TASK DETAILS -
Below is a listing; reproduce each line of it exactly.
************
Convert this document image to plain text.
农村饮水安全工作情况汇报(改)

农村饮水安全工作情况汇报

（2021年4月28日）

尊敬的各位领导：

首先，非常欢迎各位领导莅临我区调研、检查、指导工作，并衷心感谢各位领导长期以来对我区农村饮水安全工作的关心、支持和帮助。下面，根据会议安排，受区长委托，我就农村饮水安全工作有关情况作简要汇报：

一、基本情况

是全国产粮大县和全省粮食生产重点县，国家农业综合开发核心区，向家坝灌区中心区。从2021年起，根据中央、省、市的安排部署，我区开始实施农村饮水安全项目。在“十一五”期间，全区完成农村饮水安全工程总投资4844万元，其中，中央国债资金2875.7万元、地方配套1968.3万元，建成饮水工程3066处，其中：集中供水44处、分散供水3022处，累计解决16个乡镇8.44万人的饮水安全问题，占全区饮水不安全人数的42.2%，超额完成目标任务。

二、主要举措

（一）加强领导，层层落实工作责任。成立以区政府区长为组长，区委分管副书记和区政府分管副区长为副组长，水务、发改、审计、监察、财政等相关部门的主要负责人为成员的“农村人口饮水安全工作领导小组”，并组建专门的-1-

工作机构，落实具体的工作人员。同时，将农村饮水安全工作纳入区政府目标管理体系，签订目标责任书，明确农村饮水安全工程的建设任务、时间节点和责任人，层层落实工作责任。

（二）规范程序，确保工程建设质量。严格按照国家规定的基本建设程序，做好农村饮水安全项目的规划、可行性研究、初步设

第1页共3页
************
ANSWER FOR THIS EXERCISE -
Convert this document image to plain text.
农村饮水安全工作情况汇报(改)

农村饮水安全工作情况汇报

（2021年4月28日）

尊敬的各位领导：

首先，非常欢迎各位领导莅临我区调研、检查、指导工作，并衷心感谢各位领导长期以来对我区农村饮水安全工作的关心、支持和帮助。下面，根据会议安排，受区长委托，我就农村饮水安全工作有关情况作简要汇报：

一、基本情况

是全国产粮大县和全省粮食生产重点县，国家农业综合开发核心区，向家坝灌区中心区。从2021年起，根据中央、省、市的安排部署，我区开始实施农村饮水安全项目。在“十一五”期间，全区完成农村饮水安全工程总投资4844万元，其中，中央国债资金2875.7万元、地方配套1968.3万元，建成饮水工程3066处，其中：集中供水44处、分散供水3022处，累计解决16个乡镇8.44万人的饮水安全问题，占全区饮水不安全人数的42.2%，超额完成目标任务。

二、主要举措

（一）加强领导，层层落实工作责任。成立以区政府区长为组长，区委分管副书记和区政府分管副区长为副组长，水务、发改、审计、监察、财政等相关部门的主要负责人为成员的“农村人口饮水安全工作领导小组”，并组建专门的-1-

工作机构，落实具体的工作人员。同时，将农村饮水安全工作纳入区政府目标管理体系，签订目标责任书，明确农村饮水安全工程的建设任务、时间节点和责任人，层层落实工作责任。

（二）规范程序，确保工程建设质量。严格按照国家规定的基本建设程序，做好农村饮水安全项目的规划、可行性研究、初步设

第1页共3页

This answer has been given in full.